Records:
>>>

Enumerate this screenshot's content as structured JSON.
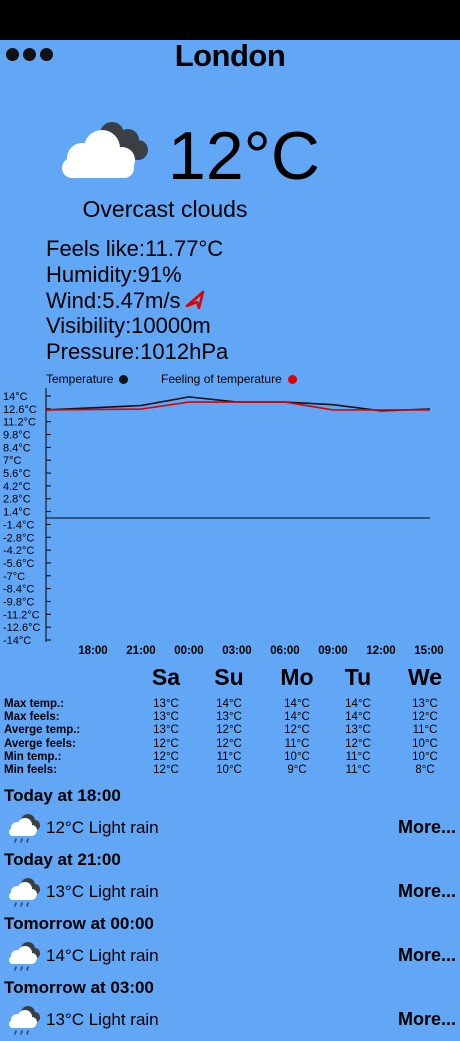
{
  "header": {
    "city": "London"
  },
  "current": {
    "temperature": "12°C",
    "condition": "Overcast clouds",
    "details": [
      "Feels like:11.77°C",
      "Humidity:91%",
      "Wind:5.47m/s",
      "Visibility:10000m",
      "Pressure:1012hPa"
    ],
    "icon": "overcast-clouds-icon",
    "wind_icon": "wind-direction-arrow-icon"
  },
  "chart_data": {
    "type": "line",
    "legend": [
      "Temperature",
      "Feeling of temperature"
    ],
    "legend_placement": "top",
    "x": [
      "18:00",
      "21:00",
      "00:00",
      "03:00",
      "06:00",
      "09:00",
      "12:00",
      "15:00"
    ],
    "series": [
      {
        "name": "Temperature",
        "color": "#111111",
        "values": [
          12.4,
          12.9,
          13.9,
          13.3,
          13.3,
          13.0,
          12.3,
          12.5
        ]
      },
      {
        "name": "Feeling of temperature",
        "color": "#e00000",
        "values": [
          12.4,
          12.5,
          13.3,
          13.3,
          13.3,
          12.4,
          12.4,
          12.4
        ]
      }
    ],
    "y_ticks": [
      "14°C",
      "12.6°C",
      "11.2°C",
      "9.8°C",
      "8.4°C",
      "7°C",
      "5.6°C",
      "4.2°C",
      "2.8°C",
      "1.4°C",
      "-1.4°C",
      "-2.8°C",
      "-4.2°C",
      "-5.6°C",
      "-7°C",
      "-8.4°C",
      "-9.8°C",
      "-11.2°C",
      "-12.6°C",
      "-14°C"
    ],
    "ylim": [
      -14,
      14
    ],
    "zero_line": true
  },
  "forecast_days": {
    "days": [
      "Sa",
      "Su",
      "Mo",
      "Tu",
      "We"
    ],
    "row_labels": [
      "Max temp.:",
      "Max feels:",
      "Averge temp.:",
      "Averge feels:",
      "Min temp.:",
      "Min feels:"
    ],
    "columns": [
      [
        "13°C",
        "13°C",
        "13°C",
        "12°C",
        "12°C",
        "12°C"
      ],
      [
        "14°C",
        "13°C",
        "12°C",
        "12°C",
        "11°C",
        "10°C"
      ],
      [
        "14°C",
        "14°C",
        "12°C",
        "11°C",
        "10°C",
        "9°C"
      ],
      [
        "14°C",
        "14°C",
        "13°C",
        "12°C",
        "11°C",
        "11°C"
      ],
      [
        "13°C",
        "12°C",
        "11°C",
        "10°C",
        "10°C",
        "8°C"
      ]
    ]
  },
  "hourly": [
    {
      "title": "Today at 18:00",
      "text": "12°C Light rain",
      "more": "More...",
      "icon": "light-rain-icon"
    },
    {
      "title": "Today at 21:00",
      "text": "13°C Light rain",
      "more": "More...",
      "icon": "light-rain-icon"
    },
    {
      "title": "Tomorrow at 00:00",
      "text": "14°C Light rain",
      "more": "More...",
      "icon": "light-rain-icon"
    },
    {
      "title": "Tomorrow at 03:00",
      "text": "13°C Light rain",
      "more": "More...",
      "icon": "light-rain-icon"
    }
  ]
}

<<<

Working from the material above, transcribe it exactly while omitting pictures.

**SOLVED PROBLEM:**
Enumerate this screenshot's content as structured JSON.
{
  "header": {
    "city": "London"
  },
  "current": {
    "temperature": "12°C",
    "condition": "Overcast clouds",
    "details": [
      "Feels like:11.77°C",
      "Humidity:91%",
      "Wind:5.47m/s",
      "Visibility:10000m",
      "Pressure:1012hPa"
    ],
    "icon": "overcast-clouds-icon",
    "wind_icon": "wind-direction-arrow-icon"
  },
  "chart_data": {
    "type": "line",
    "legend": [
      "Temperature",
      "Feeling of temperature"
    ],
    "legend_placement": "top",
    "x": [
      "18:00",
      "21:00",
      "00:00",
      "03:00",
      "06:00",
      "09:00",
      "12:00",
      "15:00"
    ],
    "series": [
      {
        "name": "Temperature",
        "color": "#111111",
        "values": [
          12.4,
          12.9,
          13.9,
          13.3,
          13.3,
          13.0,
          12.3,
          12.5
        ]
      },
      {
        "name": "Feeling of temperature",
        "color": "#e00000",
        "values": [
          12.4,
          12.5,
          13.3,
          13.3,
          13.3,
          12.4,
          12.4,
          12.4
        ]
      }
    ],
    "y_ticks": [
      "14°C",
      "12.6°C",
      "11.2°C",
      "9.8°C",
      "8.4°C",
      "7°C",
      "5.6°C",
      "4.2°C",
      "2.8°C",
      "1.4°C",
      "-1.4°C",
      "-2.8°C",
      "-4.2°C",
      "-5.6°C",
      "-7°C",
      "-8.4°C",
      "-9.8°C",
      "-11.2°C",
      "-12.6°C",
      "-14°C"
    ],
    "ylim": [
      -14,
      14
    ],
    "zero_line": true
  },
  "forecast_days": {
    "days": [
      "Sa",
      "Su",
      "Mo",
      "Tu",
      "We"
    ],
    "row_labels": [
      "Max temp.:",
      "Max feels:",
      "Averge temp.:",
      "Averge feels:",
      "Min temp.:",
      "Min feels:"
    ],
    "columns": [
      [
        "13°C",
        "13°C",
        "13°C",
        "12°C",
        "12°C",
        "12°C"
      ],
      [
        "14°C",
        "13°C",
        "12°C",
        "12°C",
        "11°C",
        "10°C"
      ],
      [
        "14°C",
        "14°C",
        "12°C",
        "11°C",
        "10°C",
        "9°C"
      ],
      [
        "14°C",
        "14°C",
        "13°C",
        "12°C",
        "11°C",
        "11°C"
      ],
      [
        "13°C",
        "12°C",
        "11°C",
        "10°C",
        "10°C",
        "8°C"
      ]
    ]
  },
  "hourly": [
    {
      "title": "Today at 18:00",
      "text": "12°C Light rain",
      "more": "More...",
      "icon": "light-rain-icon"
    },
    {
      "title": "Today at 21:00",
      "text": "13°C Light rain",
      "more": "More...",
      "icon": "light-rain-icon"
    },
    {
      "title": "Tomorrow at 00:00",
      "text": "14°C Light rain",
      "more": "More...",
      "icon": "light-rain-icon"
    },
    {
      "title": "Tomorrow at 03:00",
      "text": "13°C Light rain",
      "more": "More...",
      "icon": "light-rain-icon"
    }
  ]
}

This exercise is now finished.